* [Problem to solve]: Write out the passage below about the House of Horror Gala word for word, starting with "Despite the attention" and going on through "the event arrived.".

Ah, what a frightful night Thursday evenings in St Andrews can be. This week’s House of Horror Gala bash, hosted in Kinkell Byre, proved to be no exception. As some of the more studious demographic of St Andrews students shuffled down South Street to the Library for an evening of study, the ghouls and comics of town made their way to Madras College to be whisked away by bus to the haunted Byre. A vast improvement over last year’s taxi system, attendees made the often painful and drawn out ball jaunt swiftly.
As a member of the press, I was requested to arrive promptly at 9 pm so as to capture the Byre in it’s fully haunted splendor and check out the set up before the expected swarm of students arrival. Given that I had conducted the interview prior to the event, I had high expectations; the result of promises of an evening not to miss and the relatively few posts on the Facebook page looking to sell tickets last minute. After arriving at what felt like an unnecessarily early hour, I wandered through the ‘haunted house’ entrance to the event.
Despite the attention to detail in the execution of the actual aesthetics of the Haunted House, the spook and terror promised came off a bit lacklustre, with only a handful of actors actively engaging in the entrance – perhaps this came off stronger later in the evening when the more inebriated contingent of the event arrived.
A highlight of the evening for those I spoke with was the abundance of syringe shots and candy lining the entry hall and the fast-moving bar. With helpful “cash only” reminders on the Facebook event leading up to the evening, it seemed as though most, if not all, of the attendees were prepared for the evening with a healthy amount of cash on hand and little confusion when ordering. The welcome shots managed to remain prevalent throughout the evening, with the strong, mystery alcohol seemingly appearing on the dance floor as if from nowhere.

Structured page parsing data
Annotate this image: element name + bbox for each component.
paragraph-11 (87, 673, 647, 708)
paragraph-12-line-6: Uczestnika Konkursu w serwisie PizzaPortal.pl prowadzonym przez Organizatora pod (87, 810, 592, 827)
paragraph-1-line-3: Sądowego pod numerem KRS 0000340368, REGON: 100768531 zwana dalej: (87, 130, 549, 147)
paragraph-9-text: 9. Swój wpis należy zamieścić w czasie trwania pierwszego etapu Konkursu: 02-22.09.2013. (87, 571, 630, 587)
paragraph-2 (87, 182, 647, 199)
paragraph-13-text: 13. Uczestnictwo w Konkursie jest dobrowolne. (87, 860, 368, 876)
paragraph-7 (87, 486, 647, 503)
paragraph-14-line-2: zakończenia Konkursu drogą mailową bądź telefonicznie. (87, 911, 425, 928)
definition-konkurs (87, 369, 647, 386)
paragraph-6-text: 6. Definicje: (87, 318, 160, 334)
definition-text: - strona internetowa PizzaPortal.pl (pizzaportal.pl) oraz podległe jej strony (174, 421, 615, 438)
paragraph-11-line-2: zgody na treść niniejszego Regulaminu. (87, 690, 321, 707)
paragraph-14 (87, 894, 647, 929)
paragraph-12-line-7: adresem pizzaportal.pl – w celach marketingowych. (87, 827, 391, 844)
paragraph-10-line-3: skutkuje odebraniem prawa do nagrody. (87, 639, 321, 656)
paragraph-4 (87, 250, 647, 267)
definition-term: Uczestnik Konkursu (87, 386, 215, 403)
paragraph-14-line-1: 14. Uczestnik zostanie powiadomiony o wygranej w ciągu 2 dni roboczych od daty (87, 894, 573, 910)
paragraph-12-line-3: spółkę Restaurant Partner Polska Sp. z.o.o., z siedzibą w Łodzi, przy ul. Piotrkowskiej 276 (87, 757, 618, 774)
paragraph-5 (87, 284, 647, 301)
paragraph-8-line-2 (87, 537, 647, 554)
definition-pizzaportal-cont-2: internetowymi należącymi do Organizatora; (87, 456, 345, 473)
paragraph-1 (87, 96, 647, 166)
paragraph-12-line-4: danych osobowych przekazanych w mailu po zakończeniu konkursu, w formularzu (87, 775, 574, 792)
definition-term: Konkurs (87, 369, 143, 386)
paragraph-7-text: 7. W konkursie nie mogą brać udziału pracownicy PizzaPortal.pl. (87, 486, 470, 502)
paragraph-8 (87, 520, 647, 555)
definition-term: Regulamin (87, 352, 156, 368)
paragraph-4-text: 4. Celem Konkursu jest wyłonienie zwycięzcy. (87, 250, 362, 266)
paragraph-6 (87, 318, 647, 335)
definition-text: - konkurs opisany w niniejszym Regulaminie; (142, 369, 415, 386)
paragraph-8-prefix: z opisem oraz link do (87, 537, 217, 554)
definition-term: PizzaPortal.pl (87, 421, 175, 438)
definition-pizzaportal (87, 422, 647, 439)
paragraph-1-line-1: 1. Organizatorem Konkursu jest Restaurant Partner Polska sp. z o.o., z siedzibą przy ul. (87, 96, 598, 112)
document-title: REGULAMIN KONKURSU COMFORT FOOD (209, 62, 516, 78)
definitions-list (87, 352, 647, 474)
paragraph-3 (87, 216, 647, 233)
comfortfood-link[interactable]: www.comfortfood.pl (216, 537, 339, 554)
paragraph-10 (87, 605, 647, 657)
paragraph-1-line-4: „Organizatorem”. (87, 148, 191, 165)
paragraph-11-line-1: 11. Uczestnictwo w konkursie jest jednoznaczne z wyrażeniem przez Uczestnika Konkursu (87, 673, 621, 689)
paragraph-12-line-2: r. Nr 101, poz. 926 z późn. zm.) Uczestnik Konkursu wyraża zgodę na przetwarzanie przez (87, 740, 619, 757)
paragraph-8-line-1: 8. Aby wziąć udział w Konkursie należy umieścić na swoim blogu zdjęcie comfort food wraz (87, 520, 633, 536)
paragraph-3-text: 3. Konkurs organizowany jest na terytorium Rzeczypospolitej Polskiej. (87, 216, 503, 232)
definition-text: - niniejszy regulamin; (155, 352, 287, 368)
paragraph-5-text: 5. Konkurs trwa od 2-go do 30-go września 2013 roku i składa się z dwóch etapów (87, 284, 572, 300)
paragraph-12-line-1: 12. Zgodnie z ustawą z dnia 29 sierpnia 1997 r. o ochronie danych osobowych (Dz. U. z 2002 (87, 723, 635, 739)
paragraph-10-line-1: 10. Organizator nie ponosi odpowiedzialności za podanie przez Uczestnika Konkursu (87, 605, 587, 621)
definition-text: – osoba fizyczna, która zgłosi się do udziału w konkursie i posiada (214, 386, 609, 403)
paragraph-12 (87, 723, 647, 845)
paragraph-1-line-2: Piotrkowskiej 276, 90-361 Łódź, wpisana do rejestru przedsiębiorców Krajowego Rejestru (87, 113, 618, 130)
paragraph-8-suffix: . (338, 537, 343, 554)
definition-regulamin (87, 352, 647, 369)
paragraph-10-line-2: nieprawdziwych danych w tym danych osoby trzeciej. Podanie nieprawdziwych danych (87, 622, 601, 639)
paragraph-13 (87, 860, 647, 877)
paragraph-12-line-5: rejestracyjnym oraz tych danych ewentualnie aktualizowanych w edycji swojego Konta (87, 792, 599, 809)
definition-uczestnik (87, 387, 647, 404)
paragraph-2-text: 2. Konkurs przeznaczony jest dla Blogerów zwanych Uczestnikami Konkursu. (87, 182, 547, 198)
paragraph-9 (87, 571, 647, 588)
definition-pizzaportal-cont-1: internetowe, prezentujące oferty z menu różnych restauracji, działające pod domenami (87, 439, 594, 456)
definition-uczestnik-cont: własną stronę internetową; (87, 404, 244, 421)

* [The completed task]:
Despite the attention to detail in the execution of the actual aesthetics of the Haunted House, the spook and terror promised came off a bit lacklustre, with only a handful of actors actively engaging in the entrance – perhaps this came off stronger later in the evening when the more inebriated contingent of the event arrived.